With the images removed, repeat the data below exactly.

^^^^^^^^^^^^^^^^

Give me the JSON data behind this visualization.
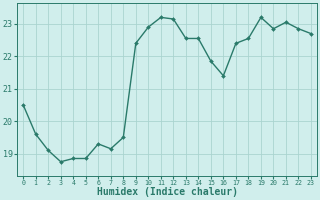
{
  "x": [
    0,
    1,
    2,
    3,
    4,
    5,
    6,
    7,
    8,
    9,
    10,
    11,
    12,
    13,
    14,
    15,
    16,
    17,
    18,
    19,
    20,
    21,
    22,
    23
  ],
  "y": [
    20.5,
    19.6,
    19.1,
    18.75,
    18.85,
    18.85,
    19.3,
    19.15,
    19.5,
    22.4,
    22.9,
    23.2,
    23.15,
    22.55,
    22.55,
    21.85,
    21.4,
    22.4,
    22.55,
    23.2,
    22.85,
    23.05,
    22.85,
    22.7
  ],
  "line_color": "#2a7a6a",
  "marker": "D",
  "markersize": 2.0,
  "linewidth": 1.0,
  "bg_color": "#d0eeec",
  "grid_color": "#aad4d0",
  "tick_color": "#2a7a6a",
  "xlabel": "Humidex (Indice chaleur)",
  "xlabel_fontsize": 7,
  "ylabel_ticks": [
    19,
    20,
    21,
    22,
    23
  ],
  "xlim": [
    -0.5,
    23.5
  ],
  "ylim": [
    18.3,
    23.65
  ],
  "xtick_labels": [
    "0",
    "1",
    "2",
    "3",
    "4",
    "5",
    "6",
    "7",
    "8",
    "9",
    "10",
    "11",
    "12",
    "13",
    "14",
    "15",
    "16",
    "17",
    "18",
    "19",
    "20",
    "21",
    "22",
    "23"
  ]
}
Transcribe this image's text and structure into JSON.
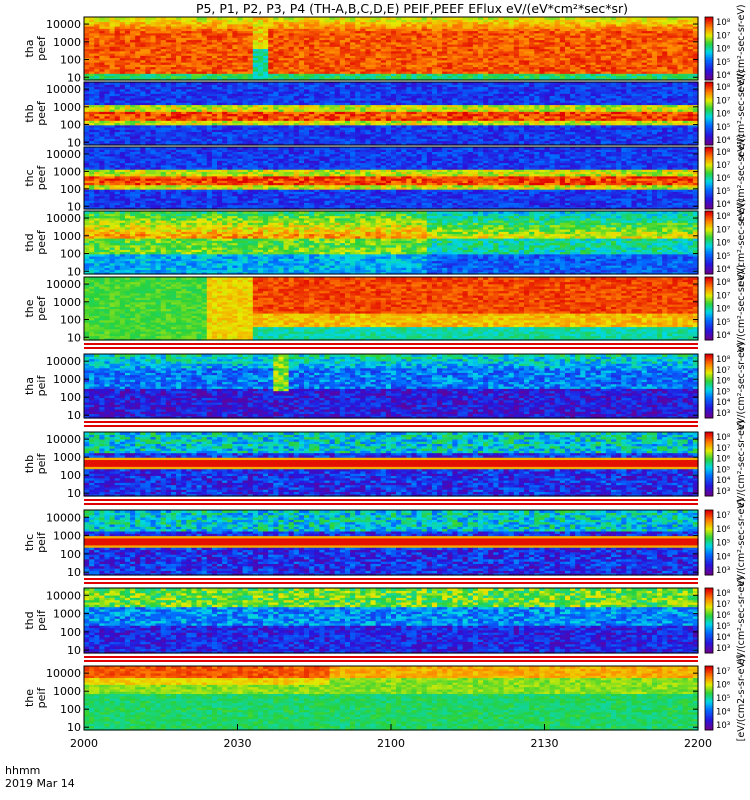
{
  "title": "P5, P1, P2, P3, P4 (TH-A,B,C,D,E) PEIF,PEEF EFlux eV/(eV*cm²*sec*sr)",
  "x_axis": {
    "tick_labels": [
      "2000",
      "2030",
      "2100",
      "2130",
      "2200"
    ],
    "label_line1": "hhmm",
    "label_line2": "2019 Mar 14"
  },
  "chart_data": {
    "type": "heatmap",
    "title": "P5, P1, P2, P3, P4 (TH-A,B,C,D,E) PEIF,PEEF EFlux eV/(eV*cm²*sec*sr)",
    "x_range": [
      "20:00",
      "22:00"
    ],
    "y_scale": "log",
    "y_ticks": [
      "10",
      "100",
      "1000",
      "10000"
    ],
    "ylim_eV": [
      7,
      25000
    ],
    "colormap": "rainbow (purple-blue-cyan-green-yellow-red)",
    "panels": [
      {
        "name": "tha peef",
        "zlim_exp": [
          4,
          8
        ],
        "cb_ticks": [
          "10⁸",
          "10⁷",
          "10⁶",
          "10⁵",
          "10⁴"
        ],
        "cb_unit": "eV/(cm²-sec-sr-eV)",
        "profile": "peef_a"
      },
      {
        "name": "thb peef",
        "zlim_exp": [
          4,
          8
        ],
        "cb_ticks": [
          "10⁸",
          "10⁷",
          "10⁶",
          "10⁵",
          "10⁴"
        ],
        "cb_unit": "eV/(cm²-sec-sr-eV)",
        "profile": "peef_band"
      },
      {
        "name": "thc peef",
        "zlim_exp": [
          4,
          8
        ],
        "cb_ticks": [
          "10⁸",
          "10⁷",
          "10⁶",
          "10⁵",
          "10⁴"
        ],
        "cb_unit": "eV/(cm²-sec-sr-eV)",
        "profile": "peef_band"
      },
      {
        "name": "thd peef",
        "zlim_exp": [
          4,
          8
        ],
        "cb_ticks": [
          "10⁸",
          "10⁷",
          "10⁶",
          "10⁵",
          "10⁴"
        ],
        "cb_unit": "eV/(cm²-sec-sr-eV)",
        "profile": "peef_d"
      },
      {
        "name": "the peef",
        "zlim_exp": [
          4,
          8
        ],
        "cb_ticks": [
          "10⁸",
          "10⁷",
          "10⁶",
          "10⁵",
          "10⁴"
        ],
        "cb_unit": "eV/(cm²-sec-sr-eV)",
        "profile": "peef_e"
      },
      {
        "name": "tha peif",
        "zlim_exp": [
          3,
          8
        ],
        "cb_ticks": [
          "10⁸",
          "10⁷",
          "10⁶",
          "10⁵",
          "10⁴",
          "10³"
        ],
        "cb_unit": "eV/(cm²-sec-sr-eV)",
        "profile": "peif_a"
      },
      {
        "name": "thb peif",
        "zlim_exp": [
          3,
          8
        ],
        "cb_ticks": [
          "10⁸",
          "10⁷",
          "10⁶",
          "10⁵",
          "10⁴",
          "10³"
        ],
        "cb_unit": "eV/(cm²-sec-sr-eV)",
        "profile": "peif_band"
      },
      {
        "name": "thc peif",
        "zlim_exp": [
          3,
          7
        ],
        "cb_ticks": [
          "10⁷",
          "10⁶",
          "10⁵",
          "10⁴",
          "10³"
        ],
        "cb_unit": "eV/(cm²-sec-sr-eV)",
        "profile": "peif_band"
      },
      {
        "name": "thd peif",
        "zlim_exp": [
          3,
          8
        ],
        "cb_ticks": [
          "10⁸",
          "10⁷",
          "10⁶",
          "10⁵",
          "10⁴",
          "10³"
        ],
        "cb_unit": "eV/(cm²-sec-sr-eV)",
        "profile": "peif_d"
      },
      {
        "name": "the peif",
        "zlim_exp": [
          3,
          7
        ],
        "cb_ticks": [
          "10⁷",
          "10⁶",
          "10⁵",
          "10⁴",
          "10³"
        ],
        "cb_unit": "[eV/(cm2-s-sr-eV)]",
        "profile": "peif_e"
      }
    ]
  }
}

^^^^^^^^^^^^^^^^

**Worked solution:**
Give me the JSON data behind this visualization.
{
  "x": [
    0,
    1,
    2,
    3,
    4,
    5,
    6,
    7,
    8,
    9,
    10,
    11,
    12,
    13,
    14,
    15,
    16,
    17,
    18,
    19,
    20,
    21,
    22,
    23
  ],
  "y": [
    20.5,
    19.6,
    19.1,
    18.75,
    18.85,
    18.85,
    19.3,
    19.15,
    19.5,
    22.4,
    22.9,
    23.2,
    23.15,
    22.55,
    22.55,
    21.85,
    21.4,
    22.4,
    22.55,
    23.2,
    22.85,
    23.05,
    22.85,
    22.7
  ],
  "line_color": "#2a7a6a",
  "marker": "D",
  "markersize": 2.0,
  "linewidth": 1.0,
  "bg_color": "#d0eeec",
  "grid_color": "#aad4d0",
  "tick_color": "#2a7a6a",
  "xlabel": "Humidex (Indice chaleur)",
  "xlabel_fontsize": 7,
  "ylabel_ticks": [
    19,
    20,
    21,
    22,
    23
  ],
  "xlim": [
    -0.5,
    23.5
  ],
  "ylim": [
    18.3,
    23.65
  ],
  "xtick_labels": [
    "0",
    "1",
    "2",
    "3",
    "4",
    "5",
    "6",
    "7",
    "8",
    "9",
    "10",
    "11",
    "12",
    "13",
    "14",
    "15",
    "16",
    "17",
    "18",
    "19",
    "20",
    "21",
    "22",
    "23"
  ]
}
Transcribe this image's text and structure into JSON.
{
  "title": "P5, P1, P2, P3, P4 (TH-A,B,C,D,E) PEIF,PEEF EFlux eV/(eV*cm²*sec*sr)",
  "x_axis": {
    "tick_labels": [
      "2000",
      "2030",
      "2100",
      "2130",
      "2200"
    ],
    "label_line1": "hhmm",
    "label_line2": "2019 Mar 14"
  },
  "chart_data": {
    "type": "heatmap",
    "title": "P5, P1, P2, P3, P4 (TH-A,B,C,D,E) PEIF,PEEF EFlux eV/(eV*cm²*sec*sr)",
    "x_range": [
      "20:00",
      "22:00"
    ],
    "y_scale": "log",
    "y_ticks": [
      "10",
      "100",
      "1000",
      "10000"
    ],
    "ylim_eV": [
      7,
      25000
    ],
    "colormap": "rainbow (purple-blue-cyan-green-yellow-red)",
    "panels": [
      {
        "name": "tha peef",
        "zlim_exp": [
          4,
          8
        ],
        "cb_ticks": [
          "10⁸",
          "10⁷",
          "10⁶",
          "10⁵",
          "10⁴"
        ],
        "cb_unit": "eV/(cm²-sec-sr-eV)",
        "profile": "peef_a"
      },
      {
        "name": "thb peef",
        "zlim_exp": [
          4,
          8
        ],
        "cb_ticks": [
          "10⁸",
          "10⁷",
          "10⁶",
          "10⁵",
          "10⁴"
        ],
        "cb_unit": "eV/(cm²-sec-sr-eV)",
        "profile": "peef_band"
      },
      {
        "name": "thc peef",
        "zlim_exp": [
          4,
          8
        ],
        "cb_ticks": [
          "10⁸",
          "10⁷",
          "10⁶",
          "10⁵",
          "10⁴"
        ],
        "cb_unit": "eV/(cm²-sec-sr-eV)",
        "profile": "peef_band"
      },
      {
        "name": "thd peef",
        "zlim_exp": [
          4,
          8
        ],
        "cb_ticks": [
          "10⁸",
          "10⁷",
          "10⁶",
          "10⁵",
          "10⁴"
        ],
        "cb_unit": "eV/(cm²-sec-sr-eV)",
        "profile": "peef_d"
      },
      {
        "name": "the peef",
        "zlim_exp": [
          4,
          8
        ],
        "cb_ticks": [
          "10⁸",
          "10⁷",
          "10⁶",
          "10⁵",
          "10⁴"
        ],
        "cb_unit": "eV/(cm²-sec-sr-eV)",
        "profile": "peef_e"
      },
      {
        "name": "tha peif",
        "zlim_exp": [
          3,
          8
        ],
        "cb_ticks": [
          "10⁸",
          "10⁷",
          "10⁶",
          "10⁵",
          "10⁴",
          "10³"
        ],
        "cb_unit": "eV/(cm²-sec-sr-eV)",
        "profile": "peif_a"
      },
      {
        "name": "thb peif",
        "zlim_exp": [
          3,
          8
        ],
        "cb_ticks": [
          "10⁸",
          "10⁷",
          "10⁶",
          "10⁵",
          "10⁴",
          "10³"
        ],
        "cb_unit": "eV/(cm²-sec-sr-eV)",
        "profile": "peif_band"
      },
      {
        "name": "thc peif",
        "zlim_exp": [
          3,
          7
        ],
        "cb_ticks": [
          "10⁷",
          "10⁶",
          "10⁵",
          "10⁴",
          "10³"
        ],
        "cb_unit": "eV/(cm²-sec-sr-eV)",
        "profile": "peif_band"
      },
      {
        "name": "thd peif",
        "zlim_exp": [
          3,
          8
        ],
        "cb_ticks": [
          "10⁸",
          "10⁷",
          "10⁶",
          "10⁵",
          "10⁴",
          "10³"
        ],
        "cb_unit": "eV/(cm²-sec-sr-eV)",
        "profile": "peif_d"
      },
      {
        "name": "the peif",
        "zlim_exp": [
          3,
          7
        ],
        "cb_ticks": [
          "10⁷",
          "10⁶",
          "10⁵",
          "10⁴",
          "10³"
        ],
        "cb_unit": "[eV/(cm2-s-sr-eV)]",
        "profile": "peif_e"
      }
    ]
  }
}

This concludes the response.